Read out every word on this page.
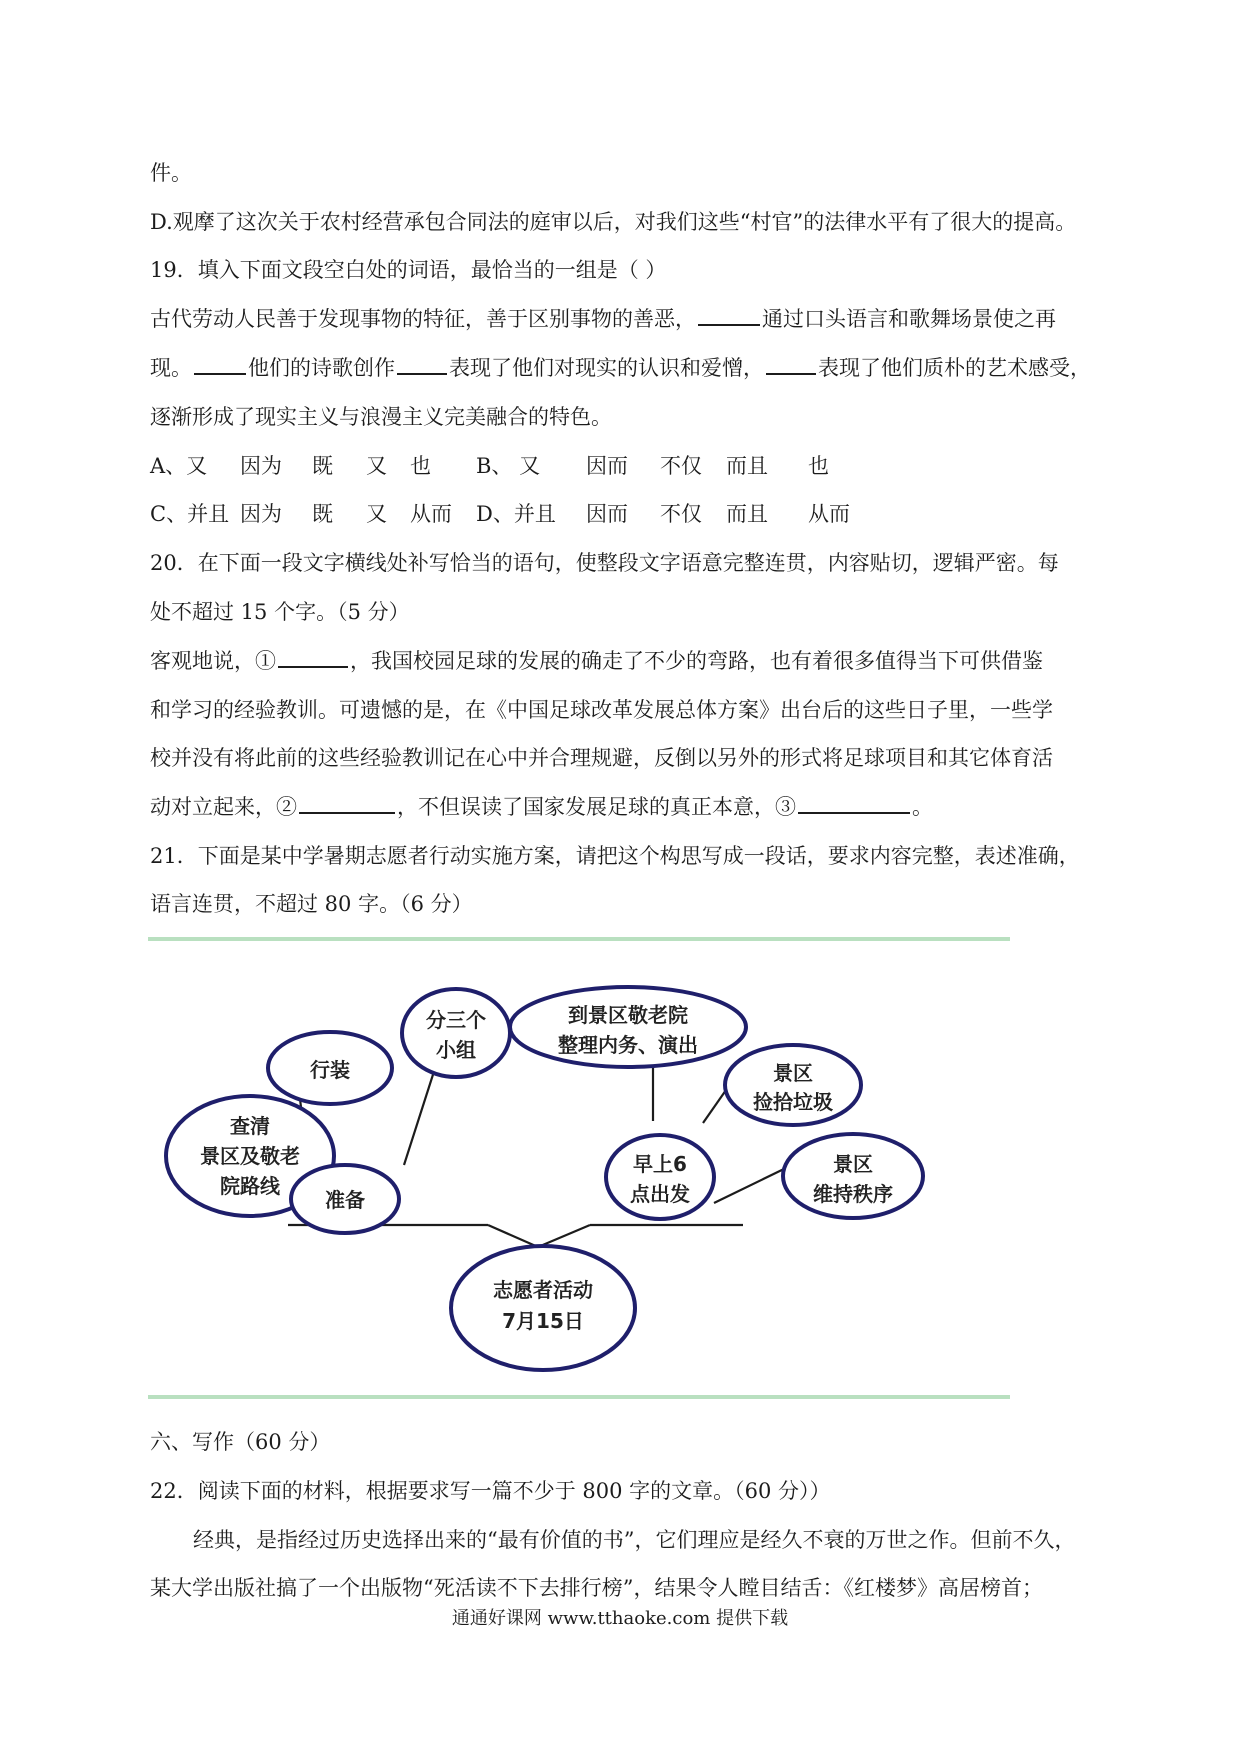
件。
D.观摩了这次关于农村经营承包合同法的庭审以后，对我们这些“村官”的法律水平有了很大的提高。
19．填入下面文段空白处的词语，最恰当的一组是（ ）
古代劳动人民善于发现事物的特征，善于区别事物的善恶，	通过口头语言和歌舞场景使之再
现。	他们的诗歌创作	表现了他们对现实的认识和爱憎，	表现了他们质朴的艺术感受，
逐渐形成了现实主义与浪漫主义完美融合的特色。
A、又 因为 既 又 也 B、 又 因而 不仅 而且 也
C、并且 因为 既 又 从而 D、并且 因而 不仅 而且 从而
20．在下面一段文字横线处补写恰当的语句，使整段文字语意完整连贯，内容贴切，逻辑严密。每
处不超过 15 个字。（5 分）
客观地说，①	，我国校园足球的发展的确走了不少的弯路，也有着很多值得当下可供借鉴
和学习的经验教训。可遗憾的是，在《中国足球改革发展总体方案》出台后的这些日子里，一些学
校并没有将此前的这些经验教训记在心中并合理规避，反倒以另外的形式将足球项目和其它体育活
动对立起来，②	，不但误读了国家发展足球的真正本意，③	。
21．下面是某中学暑期志愿者行动实施方案，请把这个构思写成一段话，要求内容完整，表述准确，
语言连贯，不超过 80 字。（6 分）
行装
分三个
小组
到景区敬老院
整理内务、演出
景区
捡拾垃圾
查清
景区及敬老
院路线
准备
早上6
点出发
景区
维持秩序
志愿者活动
7月15日
六、写作（60 分）
22．阅读下面的材料，根据要求写一篇不少于 800 字的文章。（60 分））
经典，是指经过历史选择出来的“最有价值的书”，它们理应是经久不衰的万世之作。但前不久，
某大学出版社搞了一个出版物“死活读不下去排行榜”，结果令人瞠目结舌：《红楼梦》高居榜首；
通通好课网 www.tthaoke.com 提供下载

(Your instructions) Output the material word for word, omitting its pictures.

(Final result)
Read out every word on this page.
件。
D.观摩了这次关于农村经营承包合同法的庭审以后，对我们这些“村官”的法律水平有了很大的提高。
19．填入下面文段空白处的词语，最恰当的一组是（ ）
古代劳动人民善于发现事物的特征，善于区别事物的善恶，	通过口头语言和歌舞场景使之再
现。	他们的诗歌创作	表现了他们对现实的认识和爱憎，	表现了他们质朴的艺术感受，
逐渐形成了现实主义与浪漫主义完美融合的特色。
A、又 因为 既 又 也 B、 又 因而 不仅 而且 也
C、并且 因为 既 又 从而 D、并且 因而 不仅 而且 从而
20．在下面一段文字横线处补写恰当的语句，使整段文字语意完整连贯，内容贴切，逻辑严密。每
处不超过 15 个字。（5 分）
客观地说，①	，我国校园足球的发展的确走了不少的弯路，也有着很多值得当下可供借鉴
和学习的经验教训。可遗憾的是，在《中国足球改革发展总体方案》出台后的这些日子里，一些学
校并没有将此前的这些经验教训记在心中并合理规避，反倒以另外的形式将足球项目和其它体育活
动对立起来，②	，不但误读了国家发展足球的真正本意，③	。
21．下面是某中学暑期志愿者行动实施方案，请把这个构思写成一段话，要求内容完整，表述准确，
语言连贯，不超过 80 字。（6 分）
行装
分三个
小组
到景区敬老院
整理内务、演出
景区
捡拾垃圾
查清
景区及敬老
院路线
准备
早上6
点出发
景区
维持秩序
志愿者活动
7月15日
六、写作（60 分）
22．阅读下面的材料，根据要求写一篇不少于 800 字的文章。（60 分））
经典，是指经过历史选择出来的“最有价值的书”，它们理应是经久不衰的万世之作。但前不久，
某大学出版社搞了一个出版物“死活读不下去排行榜”，结果令人瞠目结舌：《红楼梦》高居榜首；
通通好课网 www.tthaoke.com 提供下载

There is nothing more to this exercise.